● **To be done**:
Locate the word "falou" in the data below, then copy every line that holds it.

● **Entries provided**:

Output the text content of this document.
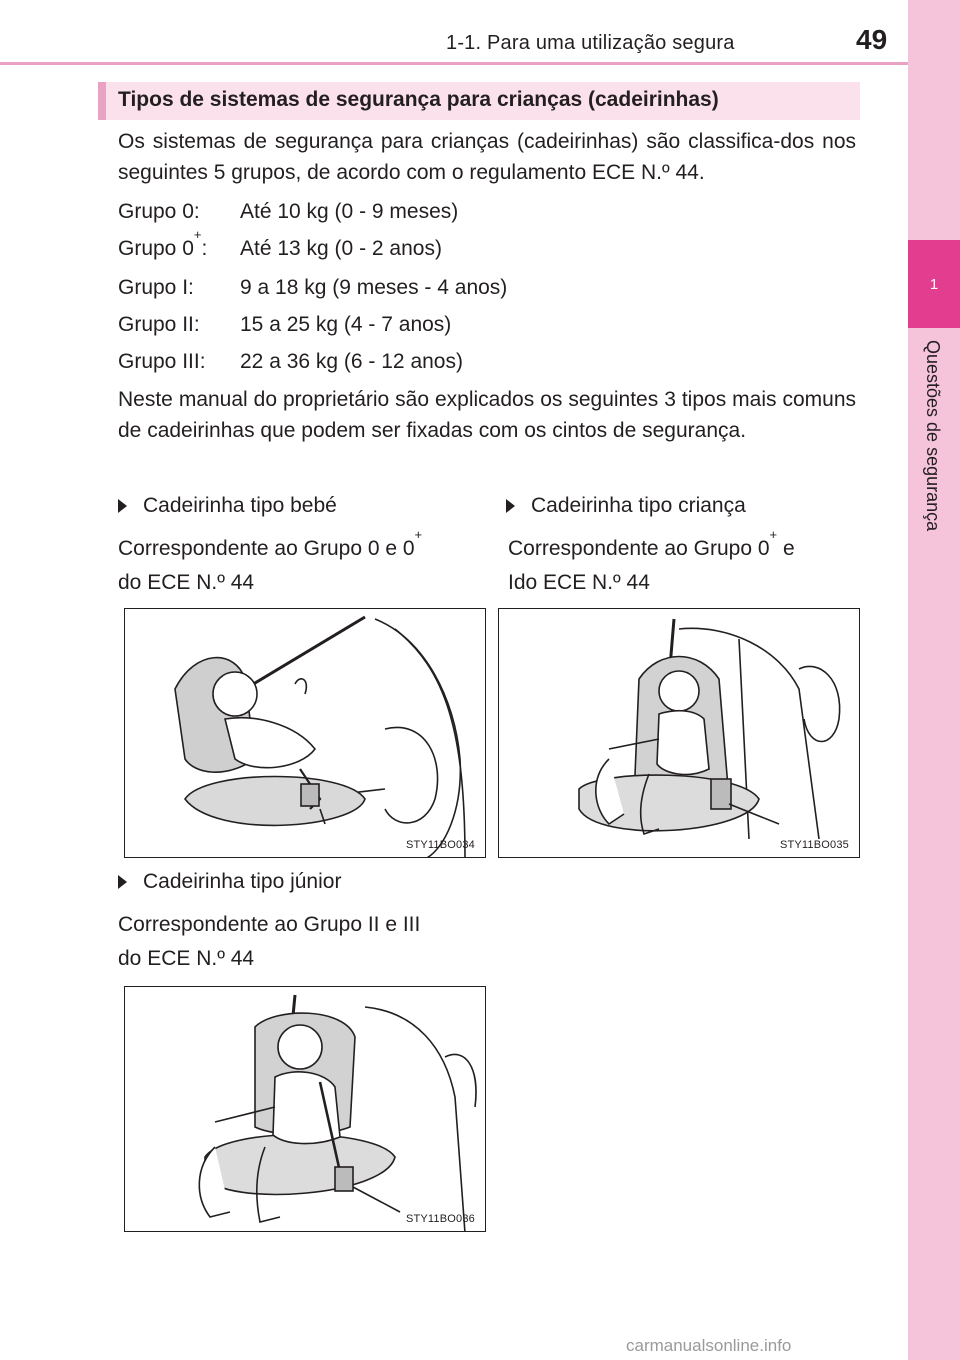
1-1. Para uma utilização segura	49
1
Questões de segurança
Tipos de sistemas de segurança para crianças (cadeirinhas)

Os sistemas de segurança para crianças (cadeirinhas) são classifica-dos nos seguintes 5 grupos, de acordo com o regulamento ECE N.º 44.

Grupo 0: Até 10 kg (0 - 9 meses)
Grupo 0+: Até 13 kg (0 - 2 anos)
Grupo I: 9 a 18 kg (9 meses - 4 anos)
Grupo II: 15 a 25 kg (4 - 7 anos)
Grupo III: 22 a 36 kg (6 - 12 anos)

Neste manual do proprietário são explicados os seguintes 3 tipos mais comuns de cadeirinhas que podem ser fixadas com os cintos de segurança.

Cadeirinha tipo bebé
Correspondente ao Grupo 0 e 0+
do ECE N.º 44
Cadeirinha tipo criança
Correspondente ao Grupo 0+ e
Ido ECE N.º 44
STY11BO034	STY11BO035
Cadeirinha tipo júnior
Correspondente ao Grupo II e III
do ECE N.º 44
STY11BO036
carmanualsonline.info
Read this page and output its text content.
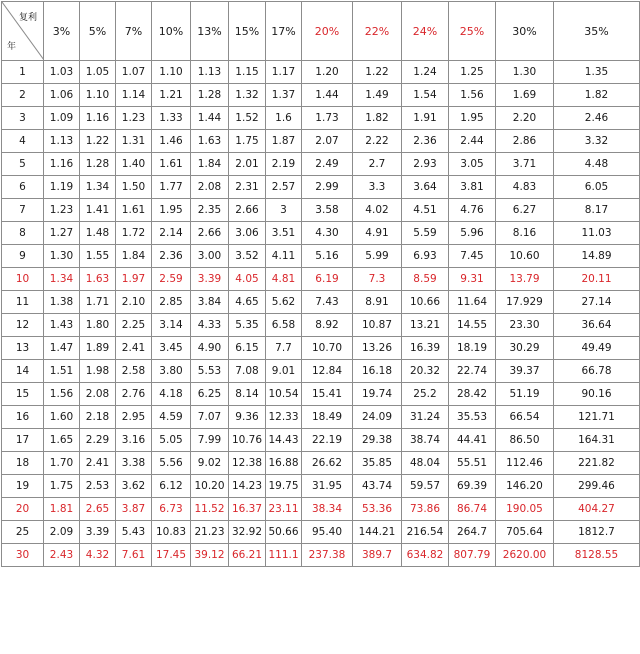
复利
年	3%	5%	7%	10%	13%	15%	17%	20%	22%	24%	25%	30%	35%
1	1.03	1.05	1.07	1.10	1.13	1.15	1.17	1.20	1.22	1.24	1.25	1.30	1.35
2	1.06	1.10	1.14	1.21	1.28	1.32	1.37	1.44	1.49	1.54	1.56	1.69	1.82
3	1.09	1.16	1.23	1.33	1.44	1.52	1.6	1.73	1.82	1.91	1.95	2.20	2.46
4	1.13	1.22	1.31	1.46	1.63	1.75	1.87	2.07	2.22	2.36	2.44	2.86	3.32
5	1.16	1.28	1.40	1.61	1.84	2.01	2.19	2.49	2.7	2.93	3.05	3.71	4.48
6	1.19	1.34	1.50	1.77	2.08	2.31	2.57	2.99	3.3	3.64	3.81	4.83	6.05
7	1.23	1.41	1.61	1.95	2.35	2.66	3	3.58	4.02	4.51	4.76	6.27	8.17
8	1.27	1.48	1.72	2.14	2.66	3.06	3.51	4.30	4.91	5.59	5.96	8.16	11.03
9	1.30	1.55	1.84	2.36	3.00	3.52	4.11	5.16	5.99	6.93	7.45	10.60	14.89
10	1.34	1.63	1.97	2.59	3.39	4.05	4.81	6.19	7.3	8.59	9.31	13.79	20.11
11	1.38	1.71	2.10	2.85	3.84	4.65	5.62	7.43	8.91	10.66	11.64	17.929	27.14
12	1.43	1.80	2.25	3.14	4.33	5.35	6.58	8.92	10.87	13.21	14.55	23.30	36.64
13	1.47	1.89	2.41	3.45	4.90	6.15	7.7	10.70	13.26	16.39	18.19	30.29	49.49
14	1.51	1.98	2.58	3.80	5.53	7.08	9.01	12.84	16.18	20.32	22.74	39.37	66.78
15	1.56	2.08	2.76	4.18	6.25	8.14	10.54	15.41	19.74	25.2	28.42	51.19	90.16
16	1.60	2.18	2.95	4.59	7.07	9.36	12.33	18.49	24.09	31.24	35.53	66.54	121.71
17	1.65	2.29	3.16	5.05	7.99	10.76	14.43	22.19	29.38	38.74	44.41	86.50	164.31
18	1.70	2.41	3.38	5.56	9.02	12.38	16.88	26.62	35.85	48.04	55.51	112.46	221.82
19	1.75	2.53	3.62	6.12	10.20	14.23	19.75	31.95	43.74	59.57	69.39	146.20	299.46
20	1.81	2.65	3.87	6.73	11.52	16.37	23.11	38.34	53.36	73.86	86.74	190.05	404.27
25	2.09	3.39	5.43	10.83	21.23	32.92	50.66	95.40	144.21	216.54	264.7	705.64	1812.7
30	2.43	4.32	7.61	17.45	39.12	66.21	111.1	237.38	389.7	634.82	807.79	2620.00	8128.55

--

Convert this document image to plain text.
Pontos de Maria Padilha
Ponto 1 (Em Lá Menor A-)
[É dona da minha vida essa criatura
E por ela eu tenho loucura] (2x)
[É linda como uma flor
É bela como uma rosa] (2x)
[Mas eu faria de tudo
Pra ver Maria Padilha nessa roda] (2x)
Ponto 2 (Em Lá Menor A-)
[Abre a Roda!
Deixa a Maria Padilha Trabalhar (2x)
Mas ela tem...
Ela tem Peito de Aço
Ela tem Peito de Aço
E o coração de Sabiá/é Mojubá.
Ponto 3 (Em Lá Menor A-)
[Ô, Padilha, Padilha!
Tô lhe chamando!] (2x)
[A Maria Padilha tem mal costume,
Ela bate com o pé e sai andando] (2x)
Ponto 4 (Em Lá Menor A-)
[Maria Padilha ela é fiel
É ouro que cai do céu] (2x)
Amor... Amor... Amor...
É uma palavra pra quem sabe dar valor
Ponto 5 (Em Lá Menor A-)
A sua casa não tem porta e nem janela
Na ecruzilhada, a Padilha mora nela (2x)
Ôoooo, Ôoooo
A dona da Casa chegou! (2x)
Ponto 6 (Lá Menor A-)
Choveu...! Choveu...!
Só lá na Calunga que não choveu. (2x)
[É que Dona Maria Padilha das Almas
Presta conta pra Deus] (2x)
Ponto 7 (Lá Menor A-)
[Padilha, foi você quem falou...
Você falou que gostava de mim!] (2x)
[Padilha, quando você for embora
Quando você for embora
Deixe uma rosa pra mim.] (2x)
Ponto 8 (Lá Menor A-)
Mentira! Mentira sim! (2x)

● **Task result**:
[Padilha, foi você quem falou...
Você falou que gostava de mim!] (2x)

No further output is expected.